* Short problem:
Reproduce the records exactly.

* Dataset records:
⁂

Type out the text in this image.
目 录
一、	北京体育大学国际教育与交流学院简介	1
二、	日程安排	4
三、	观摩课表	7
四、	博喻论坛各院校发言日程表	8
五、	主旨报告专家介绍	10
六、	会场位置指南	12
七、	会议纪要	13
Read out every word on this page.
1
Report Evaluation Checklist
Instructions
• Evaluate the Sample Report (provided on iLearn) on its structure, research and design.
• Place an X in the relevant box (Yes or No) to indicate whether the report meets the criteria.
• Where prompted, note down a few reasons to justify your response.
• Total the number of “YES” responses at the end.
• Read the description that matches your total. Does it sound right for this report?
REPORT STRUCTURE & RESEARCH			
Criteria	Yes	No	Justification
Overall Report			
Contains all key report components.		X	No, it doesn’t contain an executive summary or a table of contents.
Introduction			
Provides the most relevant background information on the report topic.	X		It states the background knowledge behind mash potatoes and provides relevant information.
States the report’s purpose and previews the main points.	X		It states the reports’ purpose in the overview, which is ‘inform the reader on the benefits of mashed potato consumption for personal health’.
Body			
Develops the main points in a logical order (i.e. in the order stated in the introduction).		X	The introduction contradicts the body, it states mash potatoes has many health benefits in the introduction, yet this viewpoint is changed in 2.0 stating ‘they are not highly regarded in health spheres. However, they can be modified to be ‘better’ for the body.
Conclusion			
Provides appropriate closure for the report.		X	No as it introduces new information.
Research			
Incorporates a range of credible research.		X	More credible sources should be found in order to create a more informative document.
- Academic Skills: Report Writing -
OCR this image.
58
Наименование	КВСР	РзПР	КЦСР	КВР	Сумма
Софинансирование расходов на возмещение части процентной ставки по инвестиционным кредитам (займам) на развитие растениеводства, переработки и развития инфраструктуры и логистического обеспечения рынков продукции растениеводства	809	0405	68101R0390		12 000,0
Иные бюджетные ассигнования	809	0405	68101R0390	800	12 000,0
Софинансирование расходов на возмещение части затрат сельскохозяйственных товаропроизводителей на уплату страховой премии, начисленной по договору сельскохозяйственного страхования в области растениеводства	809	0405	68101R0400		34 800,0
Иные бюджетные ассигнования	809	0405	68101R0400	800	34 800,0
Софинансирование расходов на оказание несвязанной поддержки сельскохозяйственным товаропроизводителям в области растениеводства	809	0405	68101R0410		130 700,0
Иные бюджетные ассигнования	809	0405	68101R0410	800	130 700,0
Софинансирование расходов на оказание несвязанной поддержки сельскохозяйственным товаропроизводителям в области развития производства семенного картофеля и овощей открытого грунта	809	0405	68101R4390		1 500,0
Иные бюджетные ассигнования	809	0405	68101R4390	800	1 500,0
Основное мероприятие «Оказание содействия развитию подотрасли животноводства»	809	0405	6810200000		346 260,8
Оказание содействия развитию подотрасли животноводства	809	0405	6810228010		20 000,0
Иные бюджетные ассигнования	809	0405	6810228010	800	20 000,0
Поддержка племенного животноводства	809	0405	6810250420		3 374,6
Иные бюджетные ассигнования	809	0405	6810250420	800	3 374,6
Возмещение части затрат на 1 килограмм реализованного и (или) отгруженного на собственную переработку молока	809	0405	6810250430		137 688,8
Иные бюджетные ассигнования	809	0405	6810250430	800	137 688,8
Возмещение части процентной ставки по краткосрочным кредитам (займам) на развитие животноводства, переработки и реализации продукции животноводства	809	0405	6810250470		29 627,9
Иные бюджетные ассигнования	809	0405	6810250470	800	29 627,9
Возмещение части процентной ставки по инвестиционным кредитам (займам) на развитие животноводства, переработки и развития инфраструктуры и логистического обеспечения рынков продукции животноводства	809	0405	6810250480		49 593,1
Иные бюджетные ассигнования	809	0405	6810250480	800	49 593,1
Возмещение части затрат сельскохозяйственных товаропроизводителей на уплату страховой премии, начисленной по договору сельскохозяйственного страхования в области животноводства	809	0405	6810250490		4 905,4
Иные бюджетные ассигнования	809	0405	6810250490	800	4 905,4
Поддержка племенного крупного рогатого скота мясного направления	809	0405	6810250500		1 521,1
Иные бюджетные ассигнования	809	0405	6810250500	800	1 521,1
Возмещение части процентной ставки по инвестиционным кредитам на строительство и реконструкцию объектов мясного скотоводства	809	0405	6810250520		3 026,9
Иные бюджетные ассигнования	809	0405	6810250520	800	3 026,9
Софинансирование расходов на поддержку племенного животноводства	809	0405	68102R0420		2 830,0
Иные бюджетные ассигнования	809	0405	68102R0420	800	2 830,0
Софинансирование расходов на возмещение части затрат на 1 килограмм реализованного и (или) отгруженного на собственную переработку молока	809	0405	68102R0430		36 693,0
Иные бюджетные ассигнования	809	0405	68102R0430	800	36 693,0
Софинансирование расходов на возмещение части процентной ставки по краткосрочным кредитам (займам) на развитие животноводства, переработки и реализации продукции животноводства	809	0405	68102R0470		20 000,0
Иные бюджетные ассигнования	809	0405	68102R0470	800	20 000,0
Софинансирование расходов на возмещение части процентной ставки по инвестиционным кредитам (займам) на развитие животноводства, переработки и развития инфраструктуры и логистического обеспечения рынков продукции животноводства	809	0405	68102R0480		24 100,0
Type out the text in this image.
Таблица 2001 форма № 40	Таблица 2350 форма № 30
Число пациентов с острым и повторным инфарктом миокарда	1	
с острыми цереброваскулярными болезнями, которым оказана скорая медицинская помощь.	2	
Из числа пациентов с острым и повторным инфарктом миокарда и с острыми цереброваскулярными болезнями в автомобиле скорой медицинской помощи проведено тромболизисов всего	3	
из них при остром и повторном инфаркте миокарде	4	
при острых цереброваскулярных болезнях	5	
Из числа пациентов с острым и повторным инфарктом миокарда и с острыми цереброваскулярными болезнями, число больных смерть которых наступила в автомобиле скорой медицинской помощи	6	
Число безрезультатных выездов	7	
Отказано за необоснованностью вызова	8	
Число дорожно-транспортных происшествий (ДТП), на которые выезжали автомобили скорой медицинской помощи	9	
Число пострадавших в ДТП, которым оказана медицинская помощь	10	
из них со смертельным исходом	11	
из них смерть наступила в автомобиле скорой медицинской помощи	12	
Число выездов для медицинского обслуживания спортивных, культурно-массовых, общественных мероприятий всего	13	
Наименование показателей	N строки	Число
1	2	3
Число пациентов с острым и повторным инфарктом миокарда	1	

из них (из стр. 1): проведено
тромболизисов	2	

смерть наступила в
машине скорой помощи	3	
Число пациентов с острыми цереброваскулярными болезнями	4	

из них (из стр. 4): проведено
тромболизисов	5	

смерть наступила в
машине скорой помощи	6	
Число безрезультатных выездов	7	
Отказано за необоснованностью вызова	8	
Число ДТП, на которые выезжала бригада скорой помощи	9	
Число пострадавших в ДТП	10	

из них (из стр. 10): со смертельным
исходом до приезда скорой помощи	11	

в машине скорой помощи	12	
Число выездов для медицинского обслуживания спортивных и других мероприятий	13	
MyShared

⁂

* Correct response:
Type out the text in this image.
目 录
一、	北京体育大学国际教育与交流学院简介	1
二、	日程安排	4
三、	观摩课表	7
四、	博喻论坛各院校发言日程表	8
五、	主旨报告专家介绍	10
六、	会场位置指南	12
七、	会议纪要	13
Read out every word on this page.
1
Report Evaluation Checklist
Instructions
• Evaluate the Sample Report (provided on iLearn) on its structure, research and design.
• Place an X in the relevant box (Yes or No) to indicate whether the report meets the criteria.
• Where prompted, note down a few reasons to justify your response.
• Total the number of “YES” responses at the end.
• Read the description that matches your total. Does it sound right for this report?
REPORT STRUCTURE & RESEARCH			
Criteria	Yes	No	Justification
Overall Report			
Contains all key report components.		X	No, it doesn’t contain an executive summary or a table of contents.
Introduction			
Provides the most relevant background information on the report topic.	X		It states the background knowledge behind mash potatoes and provides relevant information.
States the report’s purpose and previews the main points.	X		It states the reports’ purpose in the overview, which is ‘inform the reader on the benefits of mashed potato consumption for personal health’.
Body			
Develops the main points in a logical order (i.e. in the order stated in the introduction).		X	The introduction contradicts the body, it states mash potatoes has many health benefits in the introduction, yet this viewpoint is changed in 2.0 stating ‘they are not highly regarded in health spheres. However, they can be modified to be ‘better’ for the body.
Conclusion			
Provides appropriate closure for the report.		X	No as it introduces new information.
Research			
Incorporates a range of credible research.		X	More credible sources should be found in order to create a more informative document.
- Academic Skills: Report Writing -
OCR this image.
58
Наименование	КВСР	РзПР	КЦСР	КВР	Сумма
Софинансирование расходов на возмещение части процентной ставки по инвестиционным кредитам (займам) на развитие растениеводства, переработки и развития инфраструктуры и логистического обеспечения рынков продукции растениеводства	809	0405	68101R0390		12 000,0
Иные бюджетные ассигнования	809	0405	68101R0390	800	12 000,0
Софинансирование расходов на возмещение части затрат сельскохозяйственных товаропроизводителей на уплату страховой премии, начисленной по договору сельскохозяйственного страхования в области растениеводства	809	0405	68101R0400		34 800,0
Иные бюджетные ассигнования	809	0405	68101R0400	800	34 800,0
Софинансирование расходов на оказание несвязанной поддержки сельскохозяйственным товаропроизводителям в области растениеводства	809	0405	68101R0410		130 700,0
Иные бюджетные ассигнования	809	0405	68101R0410	800	130 700,0
Софинансирование расходов на оказание несвязанной поддержки сельскохозяйственным товаропроизводителям в области развития производства семенного картофеля и овощей открытого грунта	809	0405	68101R4390		1 500,0
Иные бюджетные ассигнования	809	0405	68101R4390	800	1 500,0
Основное мероприятие «Оказание содействия развитию подотрасли животноводства»	809	0405	6810200000		346 260,8
Оказание содействия развитию подотрасли животноводства	809	0405	6810228010		20 000,0
Иные бюджетные ассигнования	809	0405	6810228010	800	20 000,0
Поддержка племенного животноводства	809	0405	6810250420		3 374,6
Иные бюджетные ассигнования	809	0405	6810250420	800	3 374,6
Возмещение части затрат на 1 килограмм реализованного и (или) отгруженного на собственную переработку молока	809	0405	6810250430		137 688,8
Иные бюджетные ассигнования	809	0405	6810250430	800	137 688,8
Возмещение части процентной ставки по краткосрочным кредитам (займам) на развитие животноводства, переработки и реализации продукции животноводства	809	0405	6810250470		29 627,9
Иные бюджетные ассигнования	809	0405	6810250470	800	29 627,9
Возмещение части процентной ставки по инвестиционным кредитам (займам) на развитие животноводства, переработки и развития инфраструктуры и логистического обеспечения рынков продукции животноводства	809	0405	6810250480		49 593,1
Иные бюджетные ассигнования	809	0405	6810250480	800	49 593,1
Возмещение части затрат сельскохозяйственных товаропроизводителей на уплату страховой премии, начисленной по договору сельскохозяйственного страхования в области животноводства	809	0405	6810250490		4 905,4
Иные бюджетные ассигнования	809	0405	6810250490	800	4 905,4
Поддержка племенного крупного рогатого скота мясного направления	809	0405	6810250500		1 521,1
Иные бюджетные ассигнования	809	0405	6810250500	800	1 521,1
Возмещение части процентной ставки по инвестиционным кредитам на строительство и реконструкцию объектов мясного скотоводства	809	0405	6810250520		3 026,9
Иные бюджетные ассигнования	809	0405	6810250520	800	3 026,9
Софинансирование расходов на поддержку племенного животноводства	809	0405	68102R0420		2 830,0
Иные бюджетные ассигнования	809	0405	68102R0420	800	2 830,0
Софинансирование расходов на возмещение части затрат на 1 килограмм реализованного и (или) отгруженного на собственную переработку молока	809	0405	68102R0430		36 693,0
Иные бюджетные ассигнования	809	0405	68102R0430	800	36 693,0
Софинансирование расходов на возмещение части процентной ставки по краткосрочным кредитам (займам) на развитие животноводства, переработки и реализации продукции животноводства	809	0405	68102R0470		20 000,0
Иные бюджетные ассигнования	809	0405	68102R0470	800	20 000,0
Софинансирование расходов на возмещение части процентной ставки по инвестиционным кредитам (займам) на развитие животноводства, переработки и развития инфраструктуры и логистического обеспечения рынков продукции животноводства	809	0405	68102R0480		24 100,0
Type out the text in this image.
Таблица 2001 форма № 40	Таблица 2350 форма № 30
Число пациентов с острым и повторным инфарктом миокарда	1	
с острыми цереброваскулярными болезнями, которым оказана скорая медицинская помощь.	2	
Из числа пациентов с острым и повторным инфарктом миокарда и с острыми цереброваскулярными болезнями в автомобиле скорой медицинской помощи проведено тромболизисов всего	3	
из них при остром и повторном инфаркте миокарде	4	
при острых цереброваскулярных болезнях	5	
Из числа пациентов с острым и повторным инфарктом миокарда и с острыми цереброваскулярными болезнями, число больных смерть которых наступила в автомобиле скорой медицинской помощи	6	
Число безрезультатных выездов	7	
Отказано за необоснованностью вызова	8	
Число дорожно-транспортных происшествий (ДТП), на которые выезжали автомобили скорой медицинской помощи	9	
Число пострадавших в ДТП, которым оказана медицинская помощь	10	
из них со смертельным исходом	11	
из них смерть наступила в автомобиле скорой медицинской помощи	12	
Число выездов для медицинского обслуживания спортивных, культурно-массовых, общественных мероприятий всего	13	
Наименование показателей	N строки	Число
1	2	3
Число пациентов с острым и повторным инфарктом миокарда	1	

из них (из стр. 1): проведено
тромболизисов	2	

смерть наступила в
машине скорой помощи	3	
Число пациентов с острыми цереброваскулярными болезнями	4	

из них (из стр. 4): проведено
тромболизисов	5	

смерть наступила в
машине скорой помощи	6	
Число безрезультатных выездов	7	
Отказано за необоснованностью вызова	8	
Число ДТП, на которые выезжала бригада скорой помощи	9	
Число пострадавших в ДТП	10	

из них (из стр. 10): со смертельным
исходом до приезда скорой помощи	11	

в машине скорой помощи	12	
Число выездов для медицинского обслуживания спортивных и других мероприятий	13	
MyShared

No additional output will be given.